--- RECORDS FOR THE TASK ---

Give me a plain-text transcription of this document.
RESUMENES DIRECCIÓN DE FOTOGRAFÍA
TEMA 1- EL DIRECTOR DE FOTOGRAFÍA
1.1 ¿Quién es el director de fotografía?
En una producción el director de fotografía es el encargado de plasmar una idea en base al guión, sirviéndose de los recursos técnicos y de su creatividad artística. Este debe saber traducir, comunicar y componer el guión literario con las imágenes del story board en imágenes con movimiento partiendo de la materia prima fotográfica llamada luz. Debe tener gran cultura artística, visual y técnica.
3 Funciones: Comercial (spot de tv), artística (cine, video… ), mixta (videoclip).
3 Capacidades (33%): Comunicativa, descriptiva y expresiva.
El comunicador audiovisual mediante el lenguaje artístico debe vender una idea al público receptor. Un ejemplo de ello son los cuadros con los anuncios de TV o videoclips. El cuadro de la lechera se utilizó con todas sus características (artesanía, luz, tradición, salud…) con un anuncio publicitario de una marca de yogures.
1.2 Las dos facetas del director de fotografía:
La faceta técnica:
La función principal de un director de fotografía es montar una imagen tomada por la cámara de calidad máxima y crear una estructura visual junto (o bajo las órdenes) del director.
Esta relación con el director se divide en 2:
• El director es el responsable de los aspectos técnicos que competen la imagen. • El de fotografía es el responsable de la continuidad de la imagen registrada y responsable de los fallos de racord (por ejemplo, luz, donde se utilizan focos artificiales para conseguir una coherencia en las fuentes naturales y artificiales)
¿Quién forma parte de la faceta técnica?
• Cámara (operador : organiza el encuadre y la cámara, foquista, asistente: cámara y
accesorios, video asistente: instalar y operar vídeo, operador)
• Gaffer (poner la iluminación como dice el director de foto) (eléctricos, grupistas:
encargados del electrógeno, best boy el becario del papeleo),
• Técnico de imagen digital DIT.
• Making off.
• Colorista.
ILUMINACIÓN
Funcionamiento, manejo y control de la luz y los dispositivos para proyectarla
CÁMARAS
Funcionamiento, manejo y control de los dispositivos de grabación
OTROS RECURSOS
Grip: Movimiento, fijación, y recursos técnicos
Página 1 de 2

---

ASSIGNMENT >>
Your answer must consist of every line above, transcribed verbatim.

EXERCISE RESULT >>
Give me a plain-text transcription of this document.
RESUMENES DIRECCIÓN DE FOTOGRAFÍA
TEMA 1- EL DIRECTOR DE FOTOGRAFÍA
1.1 ¿Quién es el director de fotografía?
En una producción el director de fotografía es el encargado de plasmar una idea en base al guión, sirviéndose de los recursos técnicos y de su creatividad artística. Este debe saber traducir, comunicar y componer el guión literario con las imágenes del story board en imágenes con movimiento partiendo de la materia prima fotográfica llamada luz. Debe tener gran cultura artística, visual y técnica.
3 Funciones: Comercial (spot de tv), artística (cine, video… ), mixta (videoclip).
3 Capacidades (33%): Comunicativa, descriptiva y expresiva.
El comunicador audiovisual mediante el lenguaje artístico debe vender una idea al público receptor. Un ejemplo de ello son los cuadros con los anuncios de TV o videoclips. El cuadro de la lechera se utilizó con todas sus características (artesanía, luz, tradición, salud…) con un anuncio publicitario de una marca de yogures.
1.2 Las dos facetas del director de fotografía:
La faceta técnica:
La función principal de un director de fotografía es montar una imagen tomada por la cámara de calidad máxima y crear una estructura visual junto (o bajo las órdenes) del director.
Esta relación con el director se divide en 2:
• El director es el responsable de los aspectos técnicos que competen la imagen. • El de fotografía es el responsable de la continuidad de la imagen registrada y responsable de los fallos de racord (por ejemplo, luz, donde se utilizan focos artificiales para conseguir una coherencia en las fuentes naturales y artificiales)
¿Quién forma parte de la faceta técnica?
• Cámara (operador : organiza el encuadre y la cámara, foquista, asistente: cámara y
accesorios, video asistente: instalar y operar vídeo, operador)
• Gaffer (poner la iluminación como dice el director de foto) (eléctricos, grupistas:
encargados del electrógeno, best boy el becario del papeleo),
• Técnico de imagen digital DIT.
• Making off.
• Colorista.
ILUMINACIÓN
Funcionamiento, manejo y control de la luz y los dispositivos para proyectarla
CÁMARAS
Funcionamiento, manejo y control de los dispositivos de grabación
OTROS RECURSOS
Grip: Movimiento, fijación, y recursos técnicos
Página 1 de 2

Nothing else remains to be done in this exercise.